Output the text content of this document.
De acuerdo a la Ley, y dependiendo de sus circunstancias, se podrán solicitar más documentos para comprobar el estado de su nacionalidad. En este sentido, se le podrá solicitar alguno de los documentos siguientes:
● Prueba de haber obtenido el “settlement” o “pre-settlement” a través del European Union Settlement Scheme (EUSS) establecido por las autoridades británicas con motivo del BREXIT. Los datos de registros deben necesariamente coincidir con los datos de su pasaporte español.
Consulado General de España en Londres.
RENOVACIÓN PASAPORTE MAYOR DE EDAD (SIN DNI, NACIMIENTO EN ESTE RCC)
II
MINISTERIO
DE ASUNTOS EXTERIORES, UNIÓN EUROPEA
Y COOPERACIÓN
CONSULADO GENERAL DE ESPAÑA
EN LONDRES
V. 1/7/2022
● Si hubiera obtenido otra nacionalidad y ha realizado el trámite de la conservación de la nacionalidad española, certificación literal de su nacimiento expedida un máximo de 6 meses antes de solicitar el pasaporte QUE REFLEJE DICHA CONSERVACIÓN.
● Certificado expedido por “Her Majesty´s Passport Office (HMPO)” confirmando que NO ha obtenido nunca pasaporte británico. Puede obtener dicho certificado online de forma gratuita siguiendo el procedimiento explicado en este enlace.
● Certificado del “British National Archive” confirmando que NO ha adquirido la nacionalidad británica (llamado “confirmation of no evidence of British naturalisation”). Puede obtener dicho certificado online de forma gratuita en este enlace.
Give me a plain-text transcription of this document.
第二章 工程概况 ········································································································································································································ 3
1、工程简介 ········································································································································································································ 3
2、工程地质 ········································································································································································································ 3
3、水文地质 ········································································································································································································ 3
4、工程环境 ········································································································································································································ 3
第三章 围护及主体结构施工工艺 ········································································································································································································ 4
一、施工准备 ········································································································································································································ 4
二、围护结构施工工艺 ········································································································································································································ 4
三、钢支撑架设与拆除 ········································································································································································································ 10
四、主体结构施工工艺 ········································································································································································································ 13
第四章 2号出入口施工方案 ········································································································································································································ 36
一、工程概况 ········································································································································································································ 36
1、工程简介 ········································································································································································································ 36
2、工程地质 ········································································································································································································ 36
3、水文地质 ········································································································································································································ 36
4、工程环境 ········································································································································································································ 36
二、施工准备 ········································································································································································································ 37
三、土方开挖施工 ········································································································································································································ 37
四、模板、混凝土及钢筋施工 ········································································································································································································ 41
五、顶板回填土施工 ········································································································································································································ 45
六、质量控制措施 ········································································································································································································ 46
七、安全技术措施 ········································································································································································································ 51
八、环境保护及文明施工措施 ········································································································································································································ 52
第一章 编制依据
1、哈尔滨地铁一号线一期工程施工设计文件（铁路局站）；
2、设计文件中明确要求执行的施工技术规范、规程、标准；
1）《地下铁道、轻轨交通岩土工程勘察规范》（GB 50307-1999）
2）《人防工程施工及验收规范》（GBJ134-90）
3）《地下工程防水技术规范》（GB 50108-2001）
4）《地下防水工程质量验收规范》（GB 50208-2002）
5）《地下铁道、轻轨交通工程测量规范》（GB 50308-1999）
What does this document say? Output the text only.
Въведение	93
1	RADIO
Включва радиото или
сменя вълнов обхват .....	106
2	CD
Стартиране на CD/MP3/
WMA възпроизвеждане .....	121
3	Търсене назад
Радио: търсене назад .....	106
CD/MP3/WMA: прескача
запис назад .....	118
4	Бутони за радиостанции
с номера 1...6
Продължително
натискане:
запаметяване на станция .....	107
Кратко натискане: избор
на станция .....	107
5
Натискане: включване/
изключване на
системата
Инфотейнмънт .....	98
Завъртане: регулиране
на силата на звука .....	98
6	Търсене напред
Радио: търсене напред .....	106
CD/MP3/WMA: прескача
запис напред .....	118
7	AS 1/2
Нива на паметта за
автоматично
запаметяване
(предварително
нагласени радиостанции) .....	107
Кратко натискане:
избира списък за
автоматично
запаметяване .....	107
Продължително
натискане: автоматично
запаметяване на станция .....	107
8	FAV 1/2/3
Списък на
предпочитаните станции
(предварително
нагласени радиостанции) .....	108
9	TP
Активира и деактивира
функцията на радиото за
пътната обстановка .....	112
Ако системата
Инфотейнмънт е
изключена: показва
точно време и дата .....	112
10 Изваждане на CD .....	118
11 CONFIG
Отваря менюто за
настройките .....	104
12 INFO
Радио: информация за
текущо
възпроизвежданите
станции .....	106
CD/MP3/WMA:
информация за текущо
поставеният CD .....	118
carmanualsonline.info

- - -

» **TASK PROMPT**
Return all of the data precisely as it appears.

» **SOLUTION TO THE PROBLEM**
Output the text content of this document.
De acuerdo a la Ley, y dependiendo de sus circunstancias, se podrán solicitar más documentos para comprobar el estado de su nacionalidad. En este sentido, se le podrá solicitar alguno de los documentos siguientes:
● Prueba de haber obtenido el “settlement” o “pre-settlement” a través del European Union Settlement Scheme (EUSS) establecido por las autoridades británicas con motivo del BREXIT. Los datos de registros deben necesariamente coincidir con los datos de su pasaporte español.
Consulado General de España en Londres.
RENOVACIÓN PASAPORTE MAYOR DE EDAD (SIN DNI, NACIMIENTO EN ESTE RCC)
II
MINISTERIO
DE ASUNTOS EXTERIORES, UNIÓN EUROPEA
Y COOPERACIÓN
CONSULADO GENERAL DE ESPAÑA
EN LONDRES
V. 1/7/2022
● Si hubiera obtenido otra nacionalidad y ha realizado el trámite de la conservación de la nacionalidad española, certificación literal de su nacimiento expedida un máximo de 6 meses antes de solicitar el pasaporte QUE REFLEJE DICHA CONSERVACIÓN.
● Certificado expedido por “Her Majesty´s Passport Office (HMPO)” confirmando que NO ha obtenido nunca pasaporte británico. Puede obtener dicho certificado online de forma gratuita siguiendo el procedimiento explicado en este enlace.
● Certificado del “British National Archive” confirmando que NO ha adquirido la nacionalidad británica (llamado “confirmation of no evidence of British naturalisation”). Puede obtener dicho certificado online de forma gratuita en este enlace.
Give me a plain-text transcription of this document.
第二章 工程概况 ········································································································································································································ 3
1、工程简介 ········································································································································································································ 3
2、工程地质 ········································································································································································································ 3
3、水文地质 ········································································································································································································ 3
4、工程环境 ········································································································································································································ 3
第三章 围护及主体结构施工工艺 ········································································································································································································ 4
一、施工准备 ········································································································································································································ 4
二、围护结构施工工艺 ········································································································································································································ 4
三、钢支撑架设与拆除 ········································································································································································································ 10
四、主体结构施工工艺 ········································································································································································································ 13
第四章 2号出入口施工方案 ········································································································································································································ 36
一、工程概况 ········································································································································································································ 36
1、工程简介 ········································································································································································································ 36
2、工程地质 ········································································································································································································ 36
3、水文地质 ········································································································································································································ 36
4、工程环境 ········································································································································································································ 36
二、施工准备 ········································································································································································································ 37
三、土方开挖施工 ········································································································································································································ 37
四、模板、混凝土及钢筋施工 ········································································································································································································ 41
五、顶板回填土施工 ········································································································································································································ 45
六、质量控制措施 ········································································································································································································ 46
七、安全技术措施 ········································································································································································································ 51
八、环境保护及文明施工措施 ········································································································································································································ 52
第一章 编制依据
1、哈尔滨地铁一号线一期工程施工设计文件（铁路局站）；
2、设计文件中明确要求执行的施工技术规范、规程、标准；
1）《地下铁道、轻轨交通岩土工程勘察规范》（GB 50307-1999）
2）《人防工程施工及验收规范》（GBJ134-90）
3）《地下工程防水技术规范》（GB 50108-2001）
4）《地下防水工程质量验收规范》（GB 50208-2002）
5）《地下铁道、轻轨交通工程测量规范》（GB 50308-1999）
What does this document say? Output the text only.
Въведение	93
1	RADIO
Включва радиото или
сменя вълнов обхват .....	106
2	CD
Стартиране на CD/MP3/
WMA възпроизвеждане .....	121
3	Търсене назад
Радио: търсене назад .....	106
CD/MP3/WMA: прескача
запис назад .....	118
4	Бутони за радиостанции
с номера 1...6
Продължително
натискане:
запаметяване на станция .....	107
Кратко натискане: избор
на станция .....	107
5
Натискане: включване/
изключване на
системата
Инфотейнмънт .....	98
Завъртане: регулиране
на силата на звука .....	98
6	Търсене напред
Радио: търсене напред .....	106
CD/MP3/WMA: прескача
запис напред .....	118
7	AS 1/2
Нива на паметта за
автоматично
запаметяване
(предварително
нагласени радиостанции) .....	107
Кратко натискане:
избира списък за
автоматично
запаметяване .....	107
Продължително
натискане: автоматично
запаметяване на станция .....	107
8	FAV 1/2/3
Списък на
предпочитаните станции
(предварително
нагласени радиостанции) .....	108
9	TP
Активира и деактивира
функцията на радиото за
пътната обстановка .....	112
Ако системата
Инфотейнмънт е
изключена: показва
точно време и дата .....	112
10 Изваждане на CD .....	118
11 CONFIG
Отваря менюто за
настройките .....	104
12 INFO
Радио: информация за
текущо
възпроизвежданите
станции .....	106
CD/MP3/WMA:
информация за текущо
поставеният CD .....	118
carmanualsonline.info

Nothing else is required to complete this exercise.